**Stored data:**

══════════════════════════════

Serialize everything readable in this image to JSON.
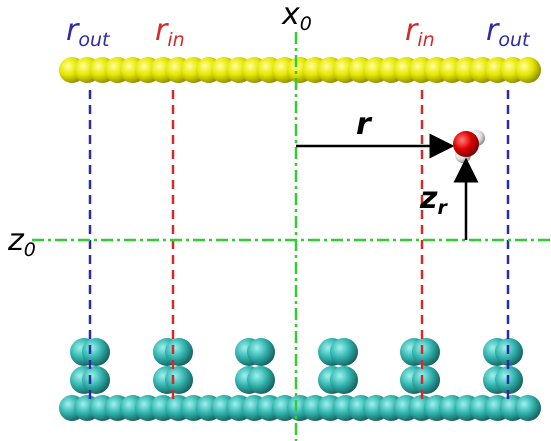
{
  "labels": {
    "left_r_out": {
      "symbol": "r",
      "subscript": "out"
    },
    "left_r_in": {
      "symbol": "r",
      "subscript": "in"
    },
    "x_axis": {
      "symbol": "x",
      "subscript": "0"
    },
    "right_r_in": {
      "symbol": "r",
      "subscript": "in"
    },
    "right_r_out": {
      "symbol": "r",
      "subscript": "out"
    },
    "z_axis": {
      "symbol": "z",
      "subscript": "0"
    },
    "distance": "r",
    "height": {
      "symbol": "z",
      "subscript": "r"
    }
  }
}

══════════════════════════════

**Your objective:**
Do not include the images; transcribe the rest of the listing exactly.

**Solution to this task:**
Serialize everything readable in this image to JSON.
{
  "labels": {
    "left_r_out": {
      "symbol": "r",
      "subscript": "out"
    },
    "left_r_in": {
      "symbol": "r",
      "subscript": "in"
    },
    "x_axis": {
      "symbol": "x",
      "subscript": "0"
    },
    "right_r_in": {
      "symbol": "r",
      "subscript": "in"
    },
    "right_r_out": {
      "symbol": "r",
      "subscript": "out"
    },
    "z_axis": {
      "symbol": "z",
      "subscript": "0"
    },
    "distance": "r",
    "height": {
      "symbol": "z",
      "subscript": "r"
    }
  }
}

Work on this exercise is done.